====== Material shown
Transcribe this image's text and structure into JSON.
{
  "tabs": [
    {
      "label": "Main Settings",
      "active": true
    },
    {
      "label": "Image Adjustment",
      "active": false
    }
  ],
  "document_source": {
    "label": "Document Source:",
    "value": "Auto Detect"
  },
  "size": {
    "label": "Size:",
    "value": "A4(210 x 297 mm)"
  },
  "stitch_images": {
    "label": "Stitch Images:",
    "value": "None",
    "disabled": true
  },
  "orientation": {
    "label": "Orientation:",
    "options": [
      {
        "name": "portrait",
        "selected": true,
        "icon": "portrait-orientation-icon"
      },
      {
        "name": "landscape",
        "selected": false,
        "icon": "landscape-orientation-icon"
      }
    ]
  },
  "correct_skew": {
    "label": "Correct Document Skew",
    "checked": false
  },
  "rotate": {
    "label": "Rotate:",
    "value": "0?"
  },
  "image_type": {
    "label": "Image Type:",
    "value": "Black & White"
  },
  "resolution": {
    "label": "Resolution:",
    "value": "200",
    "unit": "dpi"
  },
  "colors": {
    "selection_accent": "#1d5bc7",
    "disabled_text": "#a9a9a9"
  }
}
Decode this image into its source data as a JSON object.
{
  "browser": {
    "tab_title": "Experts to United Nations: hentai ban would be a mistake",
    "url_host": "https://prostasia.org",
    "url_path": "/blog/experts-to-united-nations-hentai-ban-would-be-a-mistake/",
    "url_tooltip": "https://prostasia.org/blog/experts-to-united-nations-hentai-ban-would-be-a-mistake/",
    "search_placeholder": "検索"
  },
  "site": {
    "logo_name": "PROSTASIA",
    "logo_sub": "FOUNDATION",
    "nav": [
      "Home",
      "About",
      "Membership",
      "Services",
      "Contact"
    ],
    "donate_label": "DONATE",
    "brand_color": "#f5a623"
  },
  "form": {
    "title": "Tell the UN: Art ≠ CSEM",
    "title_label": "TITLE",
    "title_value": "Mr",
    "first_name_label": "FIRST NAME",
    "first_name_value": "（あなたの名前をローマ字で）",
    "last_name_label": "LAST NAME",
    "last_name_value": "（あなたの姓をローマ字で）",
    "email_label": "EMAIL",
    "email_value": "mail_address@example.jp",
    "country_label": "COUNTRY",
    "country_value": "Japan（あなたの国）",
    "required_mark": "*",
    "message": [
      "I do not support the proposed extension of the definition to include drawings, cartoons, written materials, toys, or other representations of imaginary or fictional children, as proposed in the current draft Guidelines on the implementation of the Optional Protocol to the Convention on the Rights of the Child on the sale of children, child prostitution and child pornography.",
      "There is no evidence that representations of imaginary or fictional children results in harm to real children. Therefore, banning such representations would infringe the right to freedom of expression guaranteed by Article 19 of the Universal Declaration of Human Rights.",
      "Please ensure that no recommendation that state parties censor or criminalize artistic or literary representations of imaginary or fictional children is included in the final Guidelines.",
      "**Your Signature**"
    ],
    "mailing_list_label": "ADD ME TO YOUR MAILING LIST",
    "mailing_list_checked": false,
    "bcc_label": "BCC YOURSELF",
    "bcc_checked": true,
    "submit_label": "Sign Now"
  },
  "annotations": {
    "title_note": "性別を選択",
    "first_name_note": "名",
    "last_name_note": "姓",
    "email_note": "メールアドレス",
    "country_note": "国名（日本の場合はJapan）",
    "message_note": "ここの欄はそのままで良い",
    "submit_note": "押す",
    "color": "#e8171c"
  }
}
============
====== Material shown
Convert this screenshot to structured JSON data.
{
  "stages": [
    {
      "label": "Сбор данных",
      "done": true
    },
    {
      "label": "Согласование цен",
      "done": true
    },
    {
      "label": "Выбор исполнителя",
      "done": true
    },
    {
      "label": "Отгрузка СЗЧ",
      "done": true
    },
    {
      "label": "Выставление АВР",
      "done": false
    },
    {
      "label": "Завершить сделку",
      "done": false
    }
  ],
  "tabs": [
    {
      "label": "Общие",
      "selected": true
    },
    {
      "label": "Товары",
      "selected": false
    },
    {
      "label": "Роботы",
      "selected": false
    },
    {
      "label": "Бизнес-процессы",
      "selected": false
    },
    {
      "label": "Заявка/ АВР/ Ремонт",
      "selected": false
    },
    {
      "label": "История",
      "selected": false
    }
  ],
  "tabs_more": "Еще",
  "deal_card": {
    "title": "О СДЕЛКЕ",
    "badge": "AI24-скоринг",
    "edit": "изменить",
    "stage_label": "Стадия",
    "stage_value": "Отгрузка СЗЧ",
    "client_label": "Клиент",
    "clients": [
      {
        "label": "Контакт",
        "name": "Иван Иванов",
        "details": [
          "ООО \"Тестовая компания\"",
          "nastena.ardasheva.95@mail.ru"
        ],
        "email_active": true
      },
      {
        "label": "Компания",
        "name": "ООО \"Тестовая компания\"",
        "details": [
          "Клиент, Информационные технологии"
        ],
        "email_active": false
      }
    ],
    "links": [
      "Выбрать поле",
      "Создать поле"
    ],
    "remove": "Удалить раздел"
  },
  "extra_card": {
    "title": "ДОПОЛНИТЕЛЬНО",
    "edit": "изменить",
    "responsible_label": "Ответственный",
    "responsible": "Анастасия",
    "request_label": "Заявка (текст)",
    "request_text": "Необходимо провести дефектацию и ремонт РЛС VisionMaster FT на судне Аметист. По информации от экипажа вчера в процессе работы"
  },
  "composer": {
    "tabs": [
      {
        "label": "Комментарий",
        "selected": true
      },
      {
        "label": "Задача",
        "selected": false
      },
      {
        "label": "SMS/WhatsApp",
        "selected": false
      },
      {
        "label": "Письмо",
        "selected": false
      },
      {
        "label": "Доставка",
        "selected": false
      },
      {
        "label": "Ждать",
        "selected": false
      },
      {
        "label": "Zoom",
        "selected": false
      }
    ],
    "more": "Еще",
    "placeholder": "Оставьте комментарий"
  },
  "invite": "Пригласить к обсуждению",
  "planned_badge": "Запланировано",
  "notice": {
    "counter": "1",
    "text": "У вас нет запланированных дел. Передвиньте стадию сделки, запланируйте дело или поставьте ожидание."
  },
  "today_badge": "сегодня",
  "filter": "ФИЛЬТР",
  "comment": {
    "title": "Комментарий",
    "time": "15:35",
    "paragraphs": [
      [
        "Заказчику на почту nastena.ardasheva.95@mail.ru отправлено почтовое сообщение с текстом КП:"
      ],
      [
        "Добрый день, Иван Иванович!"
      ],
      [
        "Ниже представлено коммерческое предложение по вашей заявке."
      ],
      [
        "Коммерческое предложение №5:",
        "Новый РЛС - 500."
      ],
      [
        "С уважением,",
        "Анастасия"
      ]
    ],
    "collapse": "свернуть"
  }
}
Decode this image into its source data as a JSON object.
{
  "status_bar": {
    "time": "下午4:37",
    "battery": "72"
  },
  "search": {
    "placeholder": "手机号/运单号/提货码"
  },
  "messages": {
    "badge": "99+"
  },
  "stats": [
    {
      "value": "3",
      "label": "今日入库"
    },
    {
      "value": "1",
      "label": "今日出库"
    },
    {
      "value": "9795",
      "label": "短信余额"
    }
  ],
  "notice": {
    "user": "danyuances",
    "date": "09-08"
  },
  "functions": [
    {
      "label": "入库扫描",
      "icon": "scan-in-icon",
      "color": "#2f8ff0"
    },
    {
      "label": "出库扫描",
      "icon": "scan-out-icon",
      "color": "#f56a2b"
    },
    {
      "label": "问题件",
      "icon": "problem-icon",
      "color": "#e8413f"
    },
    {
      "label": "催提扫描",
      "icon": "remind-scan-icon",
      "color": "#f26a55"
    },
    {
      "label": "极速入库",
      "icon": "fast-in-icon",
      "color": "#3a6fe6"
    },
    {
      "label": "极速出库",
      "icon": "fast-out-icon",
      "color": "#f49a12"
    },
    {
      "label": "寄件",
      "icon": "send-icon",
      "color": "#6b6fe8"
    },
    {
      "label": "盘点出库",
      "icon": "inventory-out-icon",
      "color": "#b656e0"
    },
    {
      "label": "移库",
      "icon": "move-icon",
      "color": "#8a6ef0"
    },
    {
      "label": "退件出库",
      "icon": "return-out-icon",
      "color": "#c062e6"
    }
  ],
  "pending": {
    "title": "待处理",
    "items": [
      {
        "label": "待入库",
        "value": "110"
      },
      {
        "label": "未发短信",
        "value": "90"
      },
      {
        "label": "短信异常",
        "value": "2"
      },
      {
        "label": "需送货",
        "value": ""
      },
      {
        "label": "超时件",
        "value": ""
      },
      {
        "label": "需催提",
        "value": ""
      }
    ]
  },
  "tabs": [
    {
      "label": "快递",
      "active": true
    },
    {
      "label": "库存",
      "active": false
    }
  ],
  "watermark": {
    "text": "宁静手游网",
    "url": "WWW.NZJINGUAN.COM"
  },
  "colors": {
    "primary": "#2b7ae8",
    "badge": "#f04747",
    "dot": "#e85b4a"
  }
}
============
• _Problem requirements_: Each line that holds the word "icon" is to be copied.

• _Output for this exercise_:
        "icon": "portrait-orientation-icon"
        "icon": "landscape-orientation-icon"
      "icon": "scan-in-icon",
      "icon": "scan-out-icon",
      "icon": "problem-icon",
      "icon": "remind-scan-icon",
      "icon": "fast-in-icon",
      "icon": "fast-out-icon",
      "icon": "send-icon",
      "icon": "inventory-out-icon",
      "icon": "move-icon",
      "icon": "return-out-icon",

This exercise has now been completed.